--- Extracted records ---
##########

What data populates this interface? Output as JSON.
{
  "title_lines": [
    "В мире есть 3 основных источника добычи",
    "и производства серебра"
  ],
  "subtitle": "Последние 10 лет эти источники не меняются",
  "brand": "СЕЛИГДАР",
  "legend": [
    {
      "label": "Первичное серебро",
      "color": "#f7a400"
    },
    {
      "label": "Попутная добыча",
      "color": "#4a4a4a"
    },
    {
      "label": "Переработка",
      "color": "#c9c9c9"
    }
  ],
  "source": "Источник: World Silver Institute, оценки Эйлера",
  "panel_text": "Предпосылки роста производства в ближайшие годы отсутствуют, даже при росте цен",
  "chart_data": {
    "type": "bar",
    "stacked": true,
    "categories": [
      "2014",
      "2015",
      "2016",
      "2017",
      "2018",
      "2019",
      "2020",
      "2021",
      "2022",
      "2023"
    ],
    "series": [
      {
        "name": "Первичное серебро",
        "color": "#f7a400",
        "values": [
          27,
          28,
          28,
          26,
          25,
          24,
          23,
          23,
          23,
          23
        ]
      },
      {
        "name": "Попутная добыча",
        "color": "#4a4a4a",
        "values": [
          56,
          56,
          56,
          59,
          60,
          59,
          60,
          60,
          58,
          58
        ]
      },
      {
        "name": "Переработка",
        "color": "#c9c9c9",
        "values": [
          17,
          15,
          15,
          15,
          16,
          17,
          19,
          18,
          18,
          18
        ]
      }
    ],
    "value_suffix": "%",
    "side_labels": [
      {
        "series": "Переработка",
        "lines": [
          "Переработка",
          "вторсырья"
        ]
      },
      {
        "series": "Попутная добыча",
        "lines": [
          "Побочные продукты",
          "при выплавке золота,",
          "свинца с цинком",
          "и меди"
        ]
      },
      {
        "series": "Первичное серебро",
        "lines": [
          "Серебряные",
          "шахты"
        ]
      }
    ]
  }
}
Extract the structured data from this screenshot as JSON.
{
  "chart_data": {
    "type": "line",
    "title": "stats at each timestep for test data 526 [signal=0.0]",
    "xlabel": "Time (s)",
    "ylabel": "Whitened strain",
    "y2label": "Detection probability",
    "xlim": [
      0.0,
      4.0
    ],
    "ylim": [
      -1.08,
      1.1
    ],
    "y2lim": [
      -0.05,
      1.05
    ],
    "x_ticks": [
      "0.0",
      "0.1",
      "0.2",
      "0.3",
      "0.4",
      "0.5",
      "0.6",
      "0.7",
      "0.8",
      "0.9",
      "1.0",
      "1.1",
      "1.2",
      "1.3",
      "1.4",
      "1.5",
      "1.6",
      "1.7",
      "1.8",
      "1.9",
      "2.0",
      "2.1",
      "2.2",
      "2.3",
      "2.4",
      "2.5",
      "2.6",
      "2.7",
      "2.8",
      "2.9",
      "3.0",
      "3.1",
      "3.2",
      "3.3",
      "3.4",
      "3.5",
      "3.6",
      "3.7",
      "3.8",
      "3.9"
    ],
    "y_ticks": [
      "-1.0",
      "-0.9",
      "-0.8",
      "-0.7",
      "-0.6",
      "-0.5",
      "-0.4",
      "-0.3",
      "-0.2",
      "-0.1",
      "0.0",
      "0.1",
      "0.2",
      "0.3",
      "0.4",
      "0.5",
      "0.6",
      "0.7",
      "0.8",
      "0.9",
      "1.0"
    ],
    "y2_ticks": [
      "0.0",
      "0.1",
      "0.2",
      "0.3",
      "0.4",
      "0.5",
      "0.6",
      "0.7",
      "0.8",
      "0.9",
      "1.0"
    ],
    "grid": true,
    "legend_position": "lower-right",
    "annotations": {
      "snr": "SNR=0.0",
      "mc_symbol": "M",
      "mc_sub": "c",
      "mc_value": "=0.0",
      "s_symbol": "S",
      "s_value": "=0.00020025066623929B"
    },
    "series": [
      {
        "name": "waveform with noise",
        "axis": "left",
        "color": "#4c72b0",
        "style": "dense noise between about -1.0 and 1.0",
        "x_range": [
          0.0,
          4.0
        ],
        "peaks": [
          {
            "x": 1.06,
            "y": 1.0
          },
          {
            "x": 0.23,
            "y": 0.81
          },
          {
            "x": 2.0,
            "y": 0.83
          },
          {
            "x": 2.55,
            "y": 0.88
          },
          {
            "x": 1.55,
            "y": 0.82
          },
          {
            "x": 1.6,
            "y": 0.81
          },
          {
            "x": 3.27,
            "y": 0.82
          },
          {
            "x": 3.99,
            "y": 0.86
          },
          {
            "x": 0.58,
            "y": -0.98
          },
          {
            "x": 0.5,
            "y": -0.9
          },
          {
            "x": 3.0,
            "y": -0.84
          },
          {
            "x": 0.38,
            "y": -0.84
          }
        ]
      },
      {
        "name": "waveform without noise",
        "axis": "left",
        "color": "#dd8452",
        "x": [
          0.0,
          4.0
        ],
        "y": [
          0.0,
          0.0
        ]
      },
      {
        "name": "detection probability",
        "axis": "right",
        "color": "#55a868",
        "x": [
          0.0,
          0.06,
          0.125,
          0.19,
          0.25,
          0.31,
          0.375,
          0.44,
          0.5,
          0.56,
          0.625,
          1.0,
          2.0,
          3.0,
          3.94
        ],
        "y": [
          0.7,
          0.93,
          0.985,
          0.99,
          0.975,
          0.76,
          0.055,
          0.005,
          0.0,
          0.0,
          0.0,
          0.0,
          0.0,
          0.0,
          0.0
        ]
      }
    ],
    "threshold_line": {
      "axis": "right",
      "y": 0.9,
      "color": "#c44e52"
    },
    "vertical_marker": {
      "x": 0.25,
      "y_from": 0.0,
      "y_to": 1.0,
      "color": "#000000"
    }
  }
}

##########

--- Stated problem ---
Report only the number of lines in the data above that contain "производства".

--- Exercise result ---
2